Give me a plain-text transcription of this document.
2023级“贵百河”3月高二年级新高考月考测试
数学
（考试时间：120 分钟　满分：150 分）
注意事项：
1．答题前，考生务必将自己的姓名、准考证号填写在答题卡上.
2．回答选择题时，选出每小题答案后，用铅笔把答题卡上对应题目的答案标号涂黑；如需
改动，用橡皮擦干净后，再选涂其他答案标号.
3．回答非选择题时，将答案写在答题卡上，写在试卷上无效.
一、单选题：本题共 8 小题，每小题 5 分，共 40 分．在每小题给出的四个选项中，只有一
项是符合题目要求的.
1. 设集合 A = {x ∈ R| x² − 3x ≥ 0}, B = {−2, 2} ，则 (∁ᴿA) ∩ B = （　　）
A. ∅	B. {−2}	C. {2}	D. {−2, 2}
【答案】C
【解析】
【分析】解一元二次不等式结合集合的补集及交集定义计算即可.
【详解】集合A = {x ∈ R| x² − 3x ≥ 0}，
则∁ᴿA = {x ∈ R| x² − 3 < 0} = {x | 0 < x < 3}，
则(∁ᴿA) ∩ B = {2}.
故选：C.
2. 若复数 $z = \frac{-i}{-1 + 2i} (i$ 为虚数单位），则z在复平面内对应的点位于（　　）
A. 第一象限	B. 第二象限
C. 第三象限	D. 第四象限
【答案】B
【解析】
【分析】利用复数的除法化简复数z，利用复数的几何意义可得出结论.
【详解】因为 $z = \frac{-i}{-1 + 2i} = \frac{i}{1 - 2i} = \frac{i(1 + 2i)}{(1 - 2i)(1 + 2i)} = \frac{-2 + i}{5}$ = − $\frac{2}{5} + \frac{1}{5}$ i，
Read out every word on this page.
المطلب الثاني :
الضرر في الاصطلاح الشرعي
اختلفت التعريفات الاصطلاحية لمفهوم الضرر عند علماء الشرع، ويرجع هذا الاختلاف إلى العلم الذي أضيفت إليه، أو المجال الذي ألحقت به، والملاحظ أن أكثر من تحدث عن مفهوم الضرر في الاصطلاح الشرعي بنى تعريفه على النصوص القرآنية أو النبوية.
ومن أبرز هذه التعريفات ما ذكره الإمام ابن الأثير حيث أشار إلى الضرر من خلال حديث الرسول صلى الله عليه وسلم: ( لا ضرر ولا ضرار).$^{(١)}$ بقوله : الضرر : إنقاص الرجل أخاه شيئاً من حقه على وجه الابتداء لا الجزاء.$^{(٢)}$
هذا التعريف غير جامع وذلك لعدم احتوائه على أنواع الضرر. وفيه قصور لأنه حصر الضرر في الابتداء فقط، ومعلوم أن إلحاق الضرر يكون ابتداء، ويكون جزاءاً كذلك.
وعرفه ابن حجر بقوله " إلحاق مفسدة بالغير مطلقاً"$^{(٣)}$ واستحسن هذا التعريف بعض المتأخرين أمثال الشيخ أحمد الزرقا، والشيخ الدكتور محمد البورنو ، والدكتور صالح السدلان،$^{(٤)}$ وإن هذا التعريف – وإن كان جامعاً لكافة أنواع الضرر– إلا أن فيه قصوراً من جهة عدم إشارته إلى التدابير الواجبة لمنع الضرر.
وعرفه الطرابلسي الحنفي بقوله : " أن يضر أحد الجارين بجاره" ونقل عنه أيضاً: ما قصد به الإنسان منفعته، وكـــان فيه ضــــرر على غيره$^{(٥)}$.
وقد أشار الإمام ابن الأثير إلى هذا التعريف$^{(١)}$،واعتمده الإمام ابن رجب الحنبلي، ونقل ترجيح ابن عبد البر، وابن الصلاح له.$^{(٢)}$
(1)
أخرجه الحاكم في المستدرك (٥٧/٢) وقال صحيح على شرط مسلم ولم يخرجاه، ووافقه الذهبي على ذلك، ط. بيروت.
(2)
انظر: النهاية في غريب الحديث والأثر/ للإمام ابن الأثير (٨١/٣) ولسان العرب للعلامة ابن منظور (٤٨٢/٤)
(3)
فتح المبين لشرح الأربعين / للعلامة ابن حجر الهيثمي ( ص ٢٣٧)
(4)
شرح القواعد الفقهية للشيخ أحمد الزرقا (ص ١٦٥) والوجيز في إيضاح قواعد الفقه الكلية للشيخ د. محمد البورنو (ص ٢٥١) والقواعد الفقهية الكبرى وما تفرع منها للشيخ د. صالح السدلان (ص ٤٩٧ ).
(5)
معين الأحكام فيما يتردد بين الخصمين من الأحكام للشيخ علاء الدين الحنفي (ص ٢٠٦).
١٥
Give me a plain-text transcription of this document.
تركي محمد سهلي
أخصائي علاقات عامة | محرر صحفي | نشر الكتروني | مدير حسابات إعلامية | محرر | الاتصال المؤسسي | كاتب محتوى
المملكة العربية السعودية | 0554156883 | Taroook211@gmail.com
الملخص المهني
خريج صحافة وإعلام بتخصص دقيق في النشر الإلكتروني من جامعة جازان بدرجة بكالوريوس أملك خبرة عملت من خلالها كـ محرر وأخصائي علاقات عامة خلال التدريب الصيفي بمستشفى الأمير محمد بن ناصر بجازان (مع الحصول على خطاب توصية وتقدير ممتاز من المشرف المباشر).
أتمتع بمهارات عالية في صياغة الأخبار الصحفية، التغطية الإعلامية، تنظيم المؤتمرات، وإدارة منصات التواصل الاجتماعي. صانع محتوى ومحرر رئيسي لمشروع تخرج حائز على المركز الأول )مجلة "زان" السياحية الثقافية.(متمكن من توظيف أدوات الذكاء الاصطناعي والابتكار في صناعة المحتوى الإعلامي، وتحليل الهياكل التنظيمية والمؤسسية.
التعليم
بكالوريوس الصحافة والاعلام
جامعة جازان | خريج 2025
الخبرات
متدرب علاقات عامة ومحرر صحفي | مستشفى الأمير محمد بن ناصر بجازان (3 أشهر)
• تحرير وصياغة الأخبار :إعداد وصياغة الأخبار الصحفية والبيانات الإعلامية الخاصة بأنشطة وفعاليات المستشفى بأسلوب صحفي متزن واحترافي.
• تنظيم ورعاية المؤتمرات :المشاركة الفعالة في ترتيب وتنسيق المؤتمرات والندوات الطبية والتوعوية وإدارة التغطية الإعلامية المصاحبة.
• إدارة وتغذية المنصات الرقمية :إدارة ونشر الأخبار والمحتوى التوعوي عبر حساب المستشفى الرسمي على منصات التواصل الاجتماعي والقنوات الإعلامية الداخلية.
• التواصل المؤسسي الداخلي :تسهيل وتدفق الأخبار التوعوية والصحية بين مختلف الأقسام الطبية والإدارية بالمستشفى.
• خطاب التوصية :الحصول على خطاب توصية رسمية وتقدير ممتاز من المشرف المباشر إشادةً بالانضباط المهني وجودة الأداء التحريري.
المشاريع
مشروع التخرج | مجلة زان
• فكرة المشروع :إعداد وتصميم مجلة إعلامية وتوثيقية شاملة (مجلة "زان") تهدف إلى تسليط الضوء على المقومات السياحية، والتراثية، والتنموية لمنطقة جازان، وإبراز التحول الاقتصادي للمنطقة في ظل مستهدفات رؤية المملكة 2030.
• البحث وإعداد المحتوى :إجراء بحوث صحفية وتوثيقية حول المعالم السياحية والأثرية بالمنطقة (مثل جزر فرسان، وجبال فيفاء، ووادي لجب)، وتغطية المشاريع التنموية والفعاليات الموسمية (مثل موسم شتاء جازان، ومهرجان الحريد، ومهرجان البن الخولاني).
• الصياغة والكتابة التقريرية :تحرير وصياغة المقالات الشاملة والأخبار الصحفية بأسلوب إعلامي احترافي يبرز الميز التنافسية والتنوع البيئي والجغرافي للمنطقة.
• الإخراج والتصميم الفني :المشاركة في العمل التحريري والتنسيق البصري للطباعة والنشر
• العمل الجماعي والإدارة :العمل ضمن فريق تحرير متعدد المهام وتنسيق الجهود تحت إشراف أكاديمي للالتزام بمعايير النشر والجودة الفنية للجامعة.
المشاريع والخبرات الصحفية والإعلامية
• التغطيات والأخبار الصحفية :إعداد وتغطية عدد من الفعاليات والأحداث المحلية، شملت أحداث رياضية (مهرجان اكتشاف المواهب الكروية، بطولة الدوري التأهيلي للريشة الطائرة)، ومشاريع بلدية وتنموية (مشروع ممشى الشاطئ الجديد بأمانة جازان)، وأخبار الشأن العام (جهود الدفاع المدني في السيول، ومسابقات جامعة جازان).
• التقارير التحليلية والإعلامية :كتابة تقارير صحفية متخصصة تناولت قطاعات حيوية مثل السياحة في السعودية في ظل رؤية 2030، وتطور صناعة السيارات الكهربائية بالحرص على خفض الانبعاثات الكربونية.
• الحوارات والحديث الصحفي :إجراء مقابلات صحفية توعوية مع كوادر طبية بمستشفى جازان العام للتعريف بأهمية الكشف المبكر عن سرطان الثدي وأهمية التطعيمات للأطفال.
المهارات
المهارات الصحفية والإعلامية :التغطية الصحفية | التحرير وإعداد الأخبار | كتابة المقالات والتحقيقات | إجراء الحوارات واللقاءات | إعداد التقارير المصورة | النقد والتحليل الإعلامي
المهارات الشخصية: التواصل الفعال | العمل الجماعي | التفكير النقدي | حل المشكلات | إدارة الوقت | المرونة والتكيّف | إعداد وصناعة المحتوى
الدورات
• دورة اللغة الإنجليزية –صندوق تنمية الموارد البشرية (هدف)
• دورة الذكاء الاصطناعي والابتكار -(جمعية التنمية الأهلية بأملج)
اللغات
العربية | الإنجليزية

========

STATED EXERCISE -> Scan the material above. Copy each line that holds the word "التحريري".

EXPECTED ANSWER ->
• خطاب التوصية :الحصول على خطاب توصية رسمية وتقدير ممتاز من المشرف المباشر إشادةً بالانضباط المهني وجودة الأداء التحريري.
• الإخراج والتصميم الفني :المشاركة في العمل التحريري والتنسيق البصري للطباعة والنشر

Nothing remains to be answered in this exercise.